* What the task asks: Take every line from the listing below that contains "JSON".

* Exercise input:
= = = = =

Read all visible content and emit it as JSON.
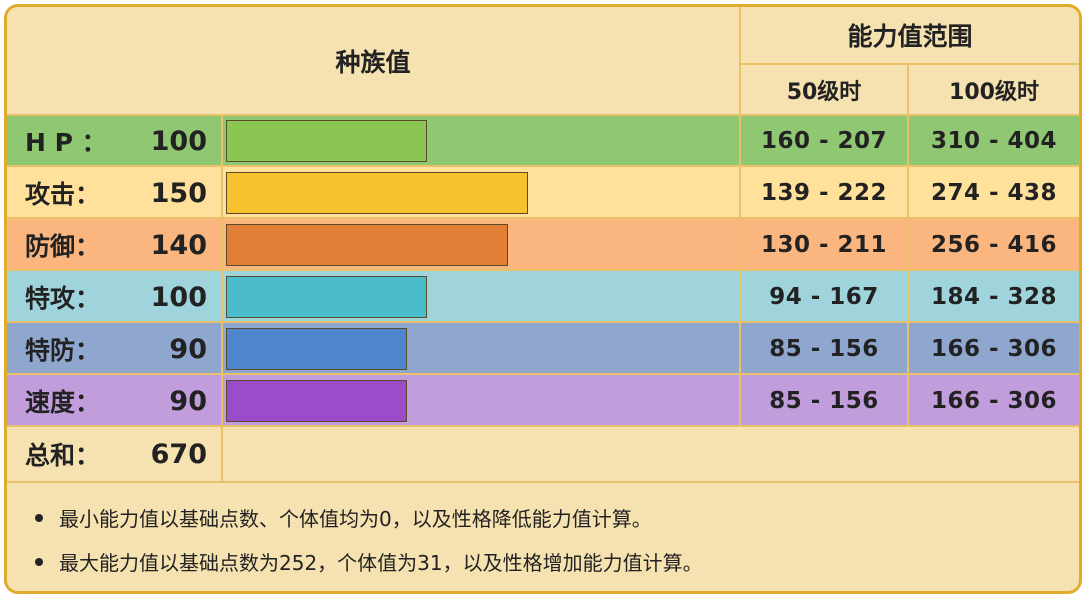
{
  "header": {
    "base_stats": "种族值",
    "stat_range": "能力值范围",
    "level50": "50级时",
    "level100": "100级时"
  },
  "rows": [
    {
      "label": "H P ：",
      "value": "100",
      "range50": "160 - 207",
      "range100": "310 - 404",
      "color_row": "#8fc772",
      "color_bar": "#8bc653"
    },
    {
      "label": "攻击：",
      "value": "150",
      "range50": "139 - 222",
      "range100": "274 - 438",
      "color_row": "#ffe19c",
      "color_bar": "#f8c22e"
    },
    {
      "label": "防御：",
      "value": "140",
      "range50": "130 - 211",
      "range100": "256 - 416",
      "color_row": "#fbb67f",
      "color_bar": "#e07f35"
    },
    {
      "label": "特攻：",
      "value": "100",
      "range50": "94 - 167",
      "range100": "184 - 328",
      "color_row": "#9fd4dc",
      "color_bar": "#4bbccc"
    },
    {
      "label": "特防：",
      "value": "90",
      "range50": "85 - 156",
      "range100": "166 - 306",
      "color_row": "#8fa7cf",
      "color_bar": "#4d86cc"
    },
    {
      "label": "速度：",
      "value": "90",
      "range50": "85 - 156",
      "range100": "166 - 306",
      "color_row": "#c19ddb",
      "color_bar": "#9b4cc8"
    }
  ],
  "total": {
    "label": "总和：",
    "value": "670"
  },
  "notes": [
    "最小能力值以基础点数、个体值均为0，以及性格降低能力值计算。",
    "最大能力值以基础点数为252，个体值为31，以及性格增加能力值计算。"
  ]
}
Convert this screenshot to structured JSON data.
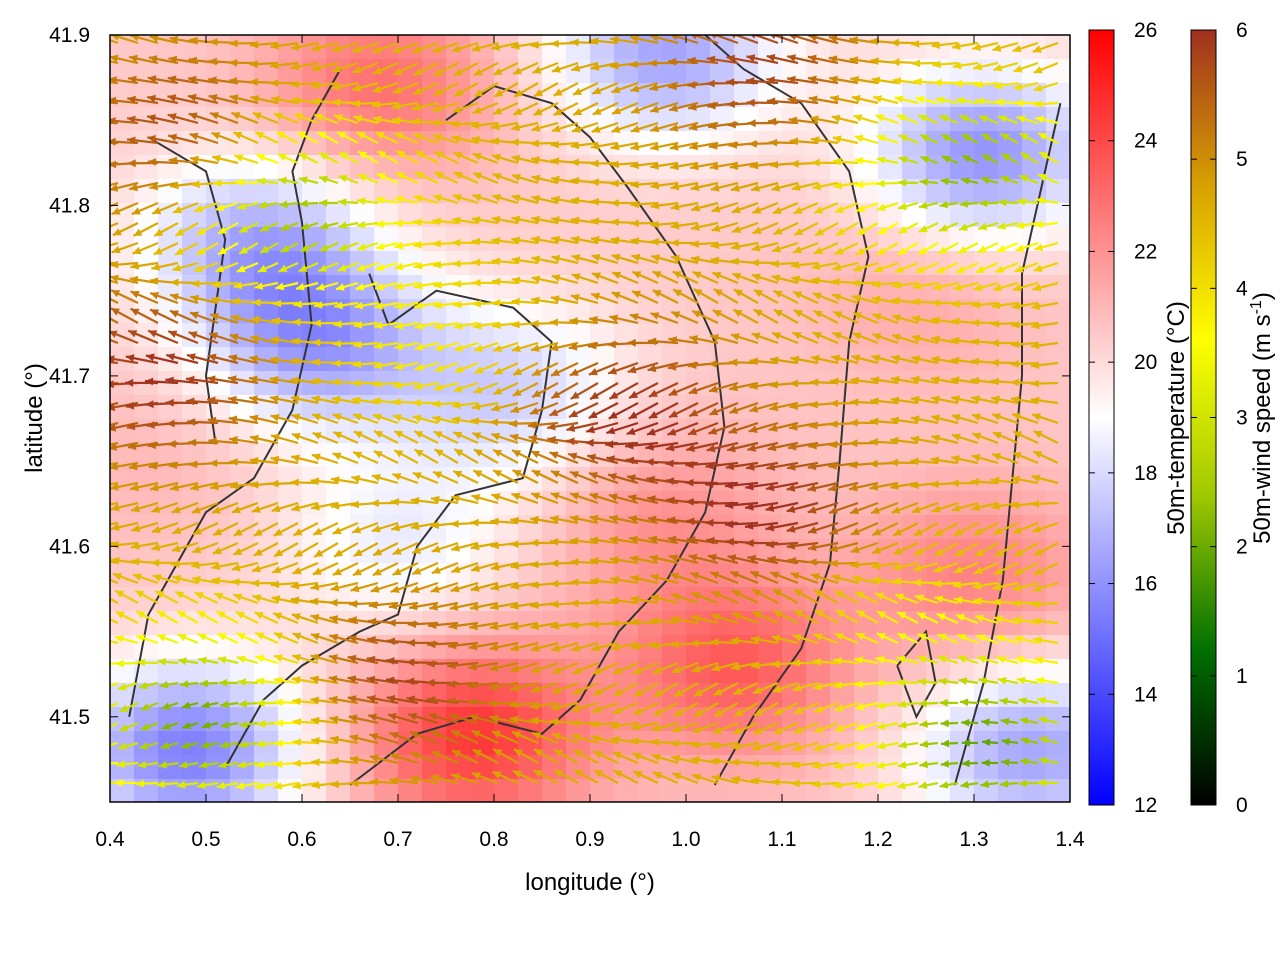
{
  "chart_data": {
    "type": "heatmap",
    "xlabel": "longitude (°)",
    "ylabel": "latitude (°)",
    "xlim": [
      0.4,
      1.4
    ],
    "ylim": [
      41.45,
      41.9
    ],
    "x_ticks": [
      "0.4",
      "0.5",
      "0.6",
      "0.7",
      "0.8",
      "0.9",
      "1.0",
      "1.1",
      "1.2",
      "1.3",
      "1.4"
    ],
    "x_tick_values": [
      0.4,
      0.5,
      0.6,
      0.7,
      0.8,
      0.9,
      1.0,
      1.1,
      1.2,
      1.3,
      1.4
    ],
    "y_ticks": [
      "41.5",
      "41.6",
      "41.7",
      "41.8",
      "41.9"
    ],
    "y_tick_values": [
      41.5,
      41.6,
      41.7,
      41.8,
      41.9
    ],
    "temperature_colorbar": {
      "label": "50m-temperature (°C)",
      "range": [
        12,
        26
      ],
      "ticks": [
        "12",
        "14",
        "16",
        "18",
        "20",
        "22",
        "24",
        "26"
      ],
      "tick_values": [
        12,
        14,
        16,
        18,
        20,
        22,
        24,
        26
      ],
      "colors": [
        "#0000ff",
        "#ffffff",
        "#ff0000"
      ]
    },
    "wind_colorbar": {
      "label_main": "50m-wind speed (m s",
      "label_sup": "-1",
      "label_end": ")",
      "range": [
        0,
        6
      ],
      "ticks": [
        "0",
        "1",
        "2",
        "3",
        "4",
        "5",
        "6"
      ],
      "tick_values": [
        0,
        1,
        2,
        3,
        4,
        5,
        6
      ],
      "colors": [
        "#000000",
        "#007000",
        "#a0c800",
        "#ffff00",
        "#d8a000",
        "#a03020"
      ]
    },
    "temperature_field": {
      "background_c": 20.5,
      "cool_regions": [
        {
          "lon": 0.62,
          "lat": 41.72,
          "t": 16.5
        },
        {
          "lon": 0.82,
          "lat": 41.69,
          "t": 17.8
        },
        {
          "lon": 0.55,
          "lat": 41.78,
          "t": 17.0
        },
        {
          "lon": 0.48,
          "lat": 41.48,
          "t": 15.5
        },
        {
          "lon": 1.31,
          "lat": 41.83,
          "t": 16.0
        },
        {
          "lon": 1.36,
          "lat": 41.48,
          "t": 16.5
        },
        {
          "lon": 0.7,
          "lat": 41.6,
          "t": 18.5
        },
        {
          "lon": 0.98,
          "lat": 41.89,
          "t": 16.5
        }
      ],
      "warm_regions": [
        {
          "lon": 0.78,
          "lat": 41.49,
          "t": 24.5
        },
        {
          "lon": 1.05,
          "lat": 41.53,
          "t": 23.5
        },
        {
          "lon": 0.68,
          "lat": 41.87,
          "t": 23.0
        },
        {
          "lon": 0.97,
          "lat": 41.62,
          "t": 22.0
        },
        {
          "lon": 1.3,
          "lat": 41.58,
          "t": 22.5
        },
        {
          "lon": 1.25,
          "lat": 41.75,
          "t": 21.5
        },
        {
          "lon": 0.45,
          "lat": 41.65,
          "t": 21.0
        }
      ]
    },
    "wind_field": {
      "direction": "mostly westward (pointing to decreasing longitude)",
      "strong_zones": [
        {
          "lon": 0.95,
          "lat": 41.68,
          "speed": 6.0
        },
        {
          "lon": 0.5,
          "lat": 41.84,
          "speed": 6.0
        },
        {
          "lon": 0.47,
          "lat": 41.7,
          "speed": 6.0
        },
        {
          "lon": 1.1,
          "lat": 41.62,
          "speed": 6.0
        },
        {
          "lon": 0.72,
          "lat": 41.52,
          "speed": 5.8
        },
        {
          "lon": 1.1,
          "lat": 41.88,
          "speed": 5.8
        }
      ],
      "weak_zones": [
        {
          "lon": 0.6,
          "lat": 41.8,
          "speed": 2.2
        },
        {
          "lon": 0.5,
          "lat": 41.5,
          "speed": 2.0
        },
        {
          "lon": 1.3,
          "lat": 41.82,
          "speed": 2.2
        },
        {
          "lon": 1.32,
          "lat": 41.48,
          "speed": 2.0
        },
        {
          "lon": 0.75,
          "lat": 41.72,
          "speed": 3.8
        },
        {
          "lon": 1.25,
          "lat": 41.55,
          "speed": 3.8
        }
      ],
      "base_speed": 4.6
    },
    "contours": [
      [
        [
          0.42,
          41.5
        ],
        [
          0.44,
          41.56
        ],
        [
          0.47,
          41.59
        ],
        [
          0.5,
          41.62
        ],
        [
          0.55,
          41.64
        ],
        [
          0.59,
          41.68
        ],
        [
          0.61,
          41.73
        ],
        [
          0.6,
          41.79
        ],
        [
          0.59,
          41.82
        ],
        [
          0.61,
          41.85
        ],
        [
          0.64,
          41.88
        ]
      ],
      [
        [
          0.52,
          41.47
        ],
        [
          0.56,
          41.51
        ],
        [
          0.6,
          41.53
        ],
        [
          0.66,
          41.55
        ],
        [
          0.7,
          41.56
        ],
        [
          0.72,
          41.6
        ],
        [
          0.76,
          41.63
        ],
        [
          0.83,
          41.64
        ],
        [
          0.85,
          41.68
        ],
        [
          0.86,
          41.72
        ],
        [
          0.82,
          41.74
        ],
        [
          0.74,
          41.75
        ],
        [
          0.69,
          41.73
        ],
        [
          0.67,
          41.76
        ]
      ],
      [
        [
          0.65,
          41.46
        ],
        [
          0.72,
          41.49
        ],
        [
          0.78,
          41.5
        ],
        [
          0.85,
          41.49
        ],
        [
          0.89,
          41.51
        ],
        [
          0.93,
          41.55
        ],
        [
          0.98,
          41.58
        ],
        [
          1.02,
          41.62
        ],
        [
          1.04,
          41.67
        ],
        [
          1.03,
          41.72
        ],
        [
          0.99,
          41.77
        ],
        [
          0.94,
          41.81
        ],
        [
          0.9,
          41.84
        ],
        [
          0.86,
          41.86
        ],
        [
          0.8,
          41.87
        ],
        [
          0.75,
          41.85
        ]
      ],
      [
        [
          1.03,
          41.46
        ],
        [
          1.07,
          41.5
        ],
        [
          1.12,
          41.54
        ],
        [
          1.15,
          41.59
        ],
        [
          1.16,
          41.65
        ],
        [
          1.17,
          41.72
        ],
        [
          1.19,
          41.77
        ],
        [
          1.17,
          41.82
        ],
        [
          1.12,
          41.86
        ],
        [
          1.06,
          41.88
        ],
        [
          1.02,
          41.9
        ]
      ],
      [
        [
          1.28,
          41.46
        ],
        [
          1.31,
          41.52
        ],
        [
          1.33,
          41.58
        ],
        [
          1.34,
          41.64
        ],
        [
          1.35,
          41.7
        ],
        [
          1.35,
          41.76
        ],
        [
          1.37,
          41.81
        ],
        [
          1.39,
          41.86
        ]
      ],
      [
        [
          0.44,
          41.84
        ],
        [
          0.5,
          41.82
        ],
        [
          0.52,
          41.78
        ],
        [
          0.51,
          41.74
        ],
        [
          0.5,
          41.7
        ],
        [
          0.51,
          41.66
        ]
      ],
      [
        [
          1.22,
          41.53
        ],
        [
          1.25,
          41.55
        ],
        [
          1.26,
          41.52
        ],
        [
          1.24,
          41.5
        ],
        [
          1.22,
          41.53
        ]
      ]
    ]
  }
}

= = = = =

* Completed exercise:
Read all visible content and emit it as JSON.
Convert this screenshot to structured JSON data.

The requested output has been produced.